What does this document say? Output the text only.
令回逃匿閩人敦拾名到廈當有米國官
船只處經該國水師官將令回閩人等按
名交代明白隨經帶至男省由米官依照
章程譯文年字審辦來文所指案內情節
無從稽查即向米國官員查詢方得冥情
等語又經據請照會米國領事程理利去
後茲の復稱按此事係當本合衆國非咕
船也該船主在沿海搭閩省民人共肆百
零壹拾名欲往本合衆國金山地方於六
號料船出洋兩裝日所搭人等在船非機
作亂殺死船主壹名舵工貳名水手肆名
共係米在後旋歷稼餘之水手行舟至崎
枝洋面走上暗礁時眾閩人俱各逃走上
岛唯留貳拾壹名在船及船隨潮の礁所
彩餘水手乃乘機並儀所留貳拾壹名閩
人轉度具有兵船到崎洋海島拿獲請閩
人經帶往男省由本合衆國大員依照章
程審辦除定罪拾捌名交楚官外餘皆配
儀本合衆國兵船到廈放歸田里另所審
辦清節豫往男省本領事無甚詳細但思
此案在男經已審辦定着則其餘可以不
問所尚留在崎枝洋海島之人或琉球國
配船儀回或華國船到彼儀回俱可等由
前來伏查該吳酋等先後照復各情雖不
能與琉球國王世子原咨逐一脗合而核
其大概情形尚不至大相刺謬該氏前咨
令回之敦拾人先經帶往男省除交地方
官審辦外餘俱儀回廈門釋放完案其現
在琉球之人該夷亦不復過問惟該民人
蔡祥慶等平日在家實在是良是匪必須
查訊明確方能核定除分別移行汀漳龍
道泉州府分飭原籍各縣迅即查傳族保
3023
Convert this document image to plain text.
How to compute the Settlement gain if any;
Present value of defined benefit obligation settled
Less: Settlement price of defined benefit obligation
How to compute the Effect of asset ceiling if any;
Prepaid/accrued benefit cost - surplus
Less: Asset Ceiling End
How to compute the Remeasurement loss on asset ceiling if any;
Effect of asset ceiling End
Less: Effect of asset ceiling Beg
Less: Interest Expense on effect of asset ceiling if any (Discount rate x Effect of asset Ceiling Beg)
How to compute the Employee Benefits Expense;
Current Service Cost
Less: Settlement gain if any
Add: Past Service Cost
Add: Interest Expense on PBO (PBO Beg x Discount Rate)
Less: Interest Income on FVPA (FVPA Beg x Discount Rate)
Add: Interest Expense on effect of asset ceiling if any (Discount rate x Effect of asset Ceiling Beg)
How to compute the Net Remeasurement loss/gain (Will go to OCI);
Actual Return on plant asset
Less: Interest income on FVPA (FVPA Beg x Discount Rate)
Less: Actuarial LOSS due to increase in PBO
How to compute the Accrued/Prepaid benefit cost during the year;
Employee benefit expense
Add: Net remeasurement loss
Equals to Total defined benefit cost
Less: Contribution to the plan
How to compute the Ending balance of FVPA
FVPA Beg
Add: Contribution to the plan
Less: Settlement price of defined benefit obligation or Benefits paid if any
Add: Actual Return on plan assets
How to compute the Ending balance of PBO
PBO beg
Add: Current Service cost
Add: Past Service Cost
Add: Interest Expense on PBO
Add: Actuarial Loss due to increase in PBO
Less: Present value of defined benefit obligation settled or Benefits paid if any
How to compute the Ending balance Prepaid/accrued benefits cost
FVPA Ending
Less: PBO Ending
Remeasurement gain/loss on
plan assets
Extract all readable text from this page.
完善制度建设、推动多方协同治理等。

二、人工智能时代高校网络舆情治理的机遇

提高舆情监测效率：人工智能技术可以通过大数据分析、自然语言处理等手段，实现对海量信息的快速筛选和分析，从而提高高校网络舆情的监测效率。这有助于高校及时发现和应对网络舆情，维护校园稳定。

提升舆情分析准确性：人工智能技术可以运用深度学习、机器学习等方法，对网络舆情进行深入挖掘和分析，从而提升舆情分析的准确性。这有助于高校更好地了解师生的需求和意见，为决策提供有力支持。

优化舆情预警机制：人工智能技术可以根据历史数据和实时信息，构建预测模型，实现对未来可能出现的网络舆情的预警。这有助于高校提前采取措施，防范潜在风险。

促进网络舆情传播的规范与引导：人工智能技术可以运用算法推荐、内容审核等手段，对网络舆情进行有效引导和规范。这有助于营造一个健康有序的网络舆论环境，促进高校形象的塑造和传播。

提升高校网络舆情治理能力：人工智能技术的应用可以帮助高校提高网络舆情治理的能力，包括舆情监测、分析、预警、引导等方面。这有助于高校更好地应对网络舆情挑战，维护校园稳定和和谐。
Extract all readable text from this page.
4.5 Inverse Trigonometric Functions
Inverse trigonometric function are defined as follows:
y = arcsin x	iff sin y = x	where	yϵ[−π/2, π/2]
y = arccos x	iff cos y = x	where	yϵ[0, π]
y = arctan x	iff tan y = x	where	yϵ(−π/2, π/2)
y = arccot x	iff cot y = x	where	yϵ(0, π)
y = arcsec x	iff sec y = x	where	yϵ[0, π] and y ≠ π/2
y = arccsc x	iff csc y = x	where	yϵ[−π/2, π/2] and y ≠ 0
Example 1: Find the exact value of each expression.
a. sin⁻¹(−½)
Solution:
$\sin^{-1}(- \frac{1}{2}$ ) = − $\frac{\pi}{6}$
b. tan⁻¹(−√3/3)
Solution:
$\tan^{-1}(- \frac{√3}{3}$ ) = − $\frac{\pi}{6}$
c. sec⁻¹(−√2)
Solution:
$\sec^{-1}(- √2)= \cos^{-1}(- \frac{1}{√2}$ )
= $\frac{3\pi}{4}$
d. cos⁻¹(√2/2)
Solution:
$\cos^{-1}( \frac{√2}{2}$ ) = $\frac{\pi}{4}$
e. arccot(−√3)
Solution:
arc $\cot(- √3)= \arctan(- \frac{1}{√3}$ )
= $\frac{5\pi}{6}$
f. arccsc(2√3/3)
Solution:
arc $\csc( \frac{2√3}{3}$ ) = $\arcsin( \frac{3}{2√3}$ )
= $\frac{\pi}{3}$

......

*REQUIREMENT*.
In the records above, how many lines contain the word "Present"? Give the number alone.

*EXERCISE RESULT*.
2